**** Data extracts

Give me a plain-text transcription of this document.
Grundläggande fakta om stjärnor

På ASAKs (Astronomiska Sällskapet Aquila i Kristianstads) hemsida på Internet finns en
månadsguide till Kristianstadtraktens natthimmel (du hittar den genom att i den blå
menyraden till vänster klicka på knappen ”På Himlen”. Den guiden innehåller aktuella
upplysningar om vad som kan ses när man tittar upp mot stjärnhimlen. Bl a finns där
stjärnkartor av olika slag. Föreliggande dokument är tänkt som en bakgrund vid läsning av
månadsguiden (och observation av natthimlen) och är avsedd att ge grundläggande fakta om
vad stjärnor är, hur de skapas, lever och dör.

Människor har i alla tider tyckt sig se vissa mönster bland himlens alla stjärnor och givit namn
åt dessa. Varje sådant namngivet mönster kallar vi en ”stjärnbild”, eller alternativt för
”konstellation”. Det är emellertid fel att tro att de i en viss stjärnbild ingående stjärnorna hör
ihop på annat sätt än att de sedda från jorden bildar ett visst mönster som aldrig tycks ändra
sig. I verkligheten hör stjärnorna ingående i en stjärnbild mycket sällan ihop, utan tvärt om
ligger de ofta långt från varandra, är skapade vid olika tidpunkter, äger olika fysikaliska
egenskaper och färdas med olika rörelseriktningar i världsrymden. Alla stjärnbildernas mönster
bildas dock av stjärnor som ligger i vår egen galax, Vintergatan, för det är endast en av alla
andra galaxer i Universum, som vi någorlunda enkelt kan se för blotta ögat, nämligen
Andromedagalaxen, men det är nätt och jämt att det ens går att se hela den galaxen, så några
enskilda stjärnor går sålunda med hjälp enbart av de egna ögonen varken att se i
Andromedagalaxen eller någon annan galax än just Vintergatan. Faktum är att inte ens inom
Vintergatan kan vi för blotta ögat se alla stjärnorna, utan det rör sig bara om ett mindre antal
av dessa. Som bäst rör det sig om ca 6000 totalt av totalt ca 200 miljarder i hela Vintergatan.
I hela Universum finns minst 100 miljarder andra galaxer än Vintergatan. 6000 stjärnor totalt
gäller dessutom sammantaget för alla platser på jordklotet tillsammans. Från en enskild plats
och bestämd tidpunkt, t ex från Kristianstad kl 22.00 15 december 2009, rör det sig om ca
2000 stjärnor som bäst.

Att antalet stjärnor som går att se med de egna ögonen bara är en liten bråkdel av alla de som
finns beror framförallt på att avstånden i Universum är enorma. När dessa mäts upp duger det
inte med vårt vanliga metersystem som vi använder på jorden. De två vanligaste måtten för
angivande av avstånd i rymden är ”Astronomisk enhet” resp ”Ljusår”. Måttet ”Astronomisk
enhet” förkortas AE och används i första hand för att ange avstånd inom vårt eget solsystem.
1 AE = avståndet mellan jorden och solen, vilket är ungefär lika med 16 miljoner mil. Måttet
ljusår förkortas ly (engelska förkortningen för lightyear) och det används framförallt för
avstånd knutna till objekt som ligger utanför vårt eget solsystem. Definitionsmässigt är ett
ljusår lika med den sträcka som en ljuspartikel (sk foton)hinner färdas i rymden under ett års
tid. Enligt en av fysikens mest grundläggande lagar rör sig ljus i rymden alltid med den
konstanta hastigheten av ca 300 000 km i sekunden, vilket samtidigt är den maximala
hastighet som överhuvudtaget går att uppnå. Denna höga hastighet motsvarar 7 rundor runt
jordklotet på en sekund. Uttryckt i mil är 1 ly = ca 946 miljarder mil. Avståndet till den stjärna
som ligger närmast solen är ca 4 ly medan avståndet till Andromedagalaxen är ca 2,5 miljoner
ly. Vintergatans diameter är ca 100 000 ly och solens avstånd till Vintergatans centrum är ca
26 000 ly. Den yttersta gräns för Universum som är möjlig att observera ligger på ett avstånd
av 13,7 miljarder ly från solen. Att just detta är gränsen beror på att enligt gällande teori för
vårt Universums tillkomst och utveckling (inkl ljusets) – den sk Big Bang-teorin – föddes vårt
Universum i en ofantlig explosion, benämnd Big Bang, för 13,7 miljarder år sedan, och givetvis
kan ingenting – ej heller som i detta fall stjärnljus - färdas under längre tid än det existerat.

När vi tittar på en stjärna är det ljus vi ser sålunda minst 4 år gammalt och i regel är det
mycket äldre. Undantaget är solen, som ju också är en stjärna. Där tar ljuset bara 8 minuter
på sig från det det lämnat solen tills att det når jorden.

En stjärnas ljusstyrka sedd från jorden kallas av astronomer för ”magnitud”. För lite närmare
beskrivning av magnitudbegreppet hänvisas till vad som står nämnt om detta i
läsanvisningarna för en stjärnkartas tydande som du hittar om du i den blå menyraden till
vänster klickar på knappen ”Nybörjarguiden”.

********

[Task requirements]
The whole listing, word for word, is the required answer.

[Worked solution]
Give me a plain-text transcription of this document.
Grundläggande fakta om stjärnor

På ASAKs (Astronomiska Sällskapet Aquila i Kristianstads) hemsida på Internet finns en
månadsguide till Kristianstadtraktens natthimmel (du hittar den genom att i den blå
menyraden till vänster klicka på knappen ”På Himlen”. Den guiden innehåller aktuella
upplysningar om vad som kan ses när man tittar upp mot stjärnhimlen. Bl a finns där
stjärnkartor av olika slag. Föreliggande dokument är tänkt som en bakgrund vid läsning av
månadsguiden (och observation av natthimlen) och är avsedd att ge grundläggande fakta om
vad stjärnor är, hur de skapas, lever och dör.

Människor har i alla tider tyckt sig se vissa mönster bland himlens alla stjärnor och givit namn
åt dessa. Varje sådant namngivet mönster kallar vi en ”stjärnbild”, eller alternativt för
”konstellation”. Det är emellertid fel att tro att de i en viss stjärnbild ingående stjärnorna hör
ihop på annat sätt än att de sedda från jorden bildar ett visst mönster som aldrig tycks ändra
sig. I verkligheten hör stjärnorna ingående i en stjärnbild mycket sällan ihop, utan tvärt om
ligger de ofta långt från varandra, är skapade vid olika tidpunkter, äger olika fysikaliska
egenskaper och färdas med olika rörelseriktningar i världsrymden. Alla stjärnbildernas mönster
bildas dock av stjärnor som ligger i vår egen galax, Vintergatan, för det är endast en av alla
andra galaxer i Universum, som vi någorlunda enkelt kan se för blotta ögat, nämligen
Andromedagalaxen, men det är nätt och jämt att det ens går att se hela den galaxen, så några
enskilda stjärnor går sålunda med hjälp enbart av de egna ögonen varken att se i
Andromedagalaxen eller någon annan galax än just Vintergatan. Faktum är att inte ens inom
Vintergatan kan vi för blotta ögat se alla stjärnorna, utan det rör sig bara om ett mindre antal
av dessa. Som bäst rör det sig om ca 6000 totalt av totalt ca 200 miljarder i hela Vintergatan.
I hela Universum finns minst 100 miljarder andra galaxer än Vintergatan. 6000 stjärnor totalt
gäller dessutom sammantaget för alla platser på jordklotet tillsammans. Från en enskild plats
och bestämd tidpunkt, t ex från Kristianstad kl 22.00 15 december 2009, rör det sig om ca
2000 stjärnor som bäst.

Att antalet stjärnor som går att se med de egna ögonen bara är en liten bråkdel av alla de som
finns beror framförallt på att avstånden i Universum är enorma. När dessa mäts upp duger det
inte med vårt vanliga metersystem som vi använder på jorden. De två vanligaste måtten för
angivande av avstånd i rymden är ”Astronomisk enhet” resp ”Ljusår”. Måttet ”Astronomisk
enhet” förkortas AE och används i första hand för att ange avstånd inom vårt eget solsystem.
1 AE = avståndet mellan jorden och solen, vilket är ungefär lika med 16 miljoner mil. Måttet
ljusår förkortas ly (engelska förkortningen för lightyear) och det används framförallt för
avstånd knutna till objekt som ligger utanför vårt eget solsystem. Definitionsmässigt är ett
ljusår lika med den sträcka som en ljuspartikel (sk foton)hinner färdas i rymden under ett års
tid. Enligt en av fysikens mest grundläggande lagar rör sig ljus i rymden alltid med den
konstanta hastigheten av ca 300 000 km i sekunden, vilket samtidigt är den maximala
hastighet som överhuvudtaget går att uppnå. Denna höga hastighet motsvarar 7 rundor runt
jordklotet på en sekund. Uttryckt i mil är 1 ly = ca 946 miljarder mil. Avståndet till den stjärna
som ligger närmast solen är ca 4 ly medan avståndet till Andromedagalaxen är ca 2,5 miljoner
ly. Vintergatans diameter är ca 100 000 ly och solens avstånd till Vintergatans centrum är ca
26 000 ly. Den yttersta gräns för Universum som är möjlig att observera ligger på ett avstånd
av 13,7 miljarder ly från solen. Att just detta är gränsen beror på att enligt gällande teori för
vårt Universums tillkomst och utveckling (inkl ljusets) – den sk Big Bang-teorin – föddes vårt
Universum i en ofantlig explosion, benämnd Big Bang, för 13,7 miljarder år sedan, och givetvis
kan ingenting – ej heller som i detta fall stjärnljus - färdas under längre tid än det existerat.

När vi tittar på en stjärna är det ljus vi ser sålunda minst 4 år gammalt och i regel är det
mycket äldre. Undantaget är solen, som ju också är en stjärna. Där tar ljuset bara 8 minuter
på sig från det det lämnat solen tills att det når jorden.

En stjärnas ljusstyrka sedd från jorden kallas av astronomer för ”magnitud”. För lite närmare
beskrivning av magnitudbegreppet hänvisas till vad som står nämnt om detta i
läsanvisningarna för en stjärnkartas tydande som du hittar om du i den blå menyraden till
vänster klickar på knappen ”Nybörjarguiden”.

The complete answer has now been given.